REQUIRED ACTION →
Please print each of the entries below exactly.

DATA →
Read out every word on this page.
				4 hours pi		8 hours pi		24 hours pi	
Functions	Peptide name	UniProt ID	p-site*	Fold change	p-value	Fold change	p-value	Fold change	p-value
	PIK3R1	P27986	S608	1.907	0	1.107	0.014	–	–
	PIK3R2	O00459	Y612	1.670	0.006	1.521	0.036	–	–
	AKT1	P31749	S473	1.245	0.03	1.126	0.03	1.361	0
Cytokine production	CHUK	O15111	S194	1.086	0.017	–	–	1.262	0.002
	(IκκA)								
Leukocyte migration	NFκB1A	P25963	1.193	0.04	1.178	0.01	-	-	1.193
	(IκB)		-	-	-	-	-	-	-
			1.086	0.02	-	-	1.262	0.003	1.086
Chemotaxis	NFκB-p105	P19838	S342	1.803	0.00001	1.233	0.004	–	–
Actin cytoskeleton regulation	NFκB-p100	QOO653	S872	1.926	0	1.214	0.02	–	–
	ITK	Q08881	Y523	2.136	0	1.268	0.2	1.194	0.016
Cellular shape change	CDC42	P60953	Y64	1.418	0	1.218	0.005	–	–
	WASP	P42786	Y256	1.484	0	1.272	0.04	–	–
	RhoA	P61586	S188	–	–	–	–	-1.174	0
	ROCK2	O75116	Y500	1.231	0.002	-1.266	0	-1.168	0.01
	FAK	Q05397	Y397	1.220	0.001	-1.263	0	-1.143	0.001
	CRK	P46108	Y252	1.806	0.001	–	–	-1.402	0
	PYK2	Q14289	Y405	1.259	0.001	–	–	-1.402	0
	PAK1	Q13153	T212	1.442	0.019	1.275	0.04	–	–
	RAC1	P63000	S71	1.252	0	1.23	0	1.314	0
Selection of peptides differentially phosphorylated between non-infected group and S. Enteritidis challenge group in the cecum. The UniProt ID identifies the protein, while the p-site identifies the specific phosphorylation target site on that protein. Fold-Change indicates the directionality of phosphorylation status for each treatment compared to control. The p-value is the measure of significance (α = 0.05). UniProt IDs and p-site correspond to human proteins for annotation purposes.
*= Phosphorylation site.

YOUR SOLUTION →
Read out every word on this page.
				4 hours pi		8 hours pi		24 hours pi	
Functions	Peptide name	UniProt ID	p-site*	Fold change	p-value	Fold change	p-value	Fold change	p-value
	PIK3R1	P27986	S608	1.907	0	1.107	0.014	–	–
	PIK3R2	O00459	Y612	1.670	0.006	1.521	0.036	–	–
	AKT1	P31749	S473	1.245	0.03	1.126	0.03	1.361	0
Cytokine production	CHUK	O15111	S194	1.086	0.017	–	–	1.262	0.002
	(IκκA)								
Leukocyte migration	NFκB1A	P25963	1.193	0.04	1.178	0.01	-	-	1.193
	(IκB)		-	-	-	-	-	-	-
			1.086	0.02	-	-	1.262	0.003	1.086
Chemotaxis	NFκB-p105	P19838	S342	1.803	0.00001	1.233	0.004	–	–
Actin cytoskeleton regulation	NFκB-p100	QOO653	S872	1.926	0	1.214	0.02	–	–
	ITK	Q08881	Y523	2.136	0	1.268	0.2	1.194	0.016
Cellular shape change	CDC42	P60953	Y64	1.418	0	1.218	0.005	–	–
	WASP	P42786	Y256	1.484	0	1.272	0.04	–	–
	RhoA	P61586	S188	–	–	–	–	-1.174	0
	ROCK2	O75116	Y500	1.231	0.002	-1.266	0	-1.168	0.01
	FAK	Q05397	Y397	1.220	0.001	-1.263	0	-1.143	0.001
	CRK	P46108	Y252	1.806	0.001	–	–	-1.402	0
	PYK2	Q14289	Y405	1.259	0.001	–	–	-1.402	0
	PAK1	Q13153	T212	1.442	0.019	1.275	0.04	–	–
	RAC1	P63000	S71	1.252	0	1.23	0	1.314	0
Selection of peptides differentially phosphorylated between non-infected group and S. Enteritidis challenge group in the cecum. The UniProt ID identifies the protein, while the p-site identifies the specific phosphorylation target site on that protein. Fold-Change indicates the directionality of phosphorylation status for each treatment compared to control. The p-value is the measure of significance (α = 0.05). UniProt IDs and p-site correspond to human proteins for annotation purposes.
*= Phosphorylation site.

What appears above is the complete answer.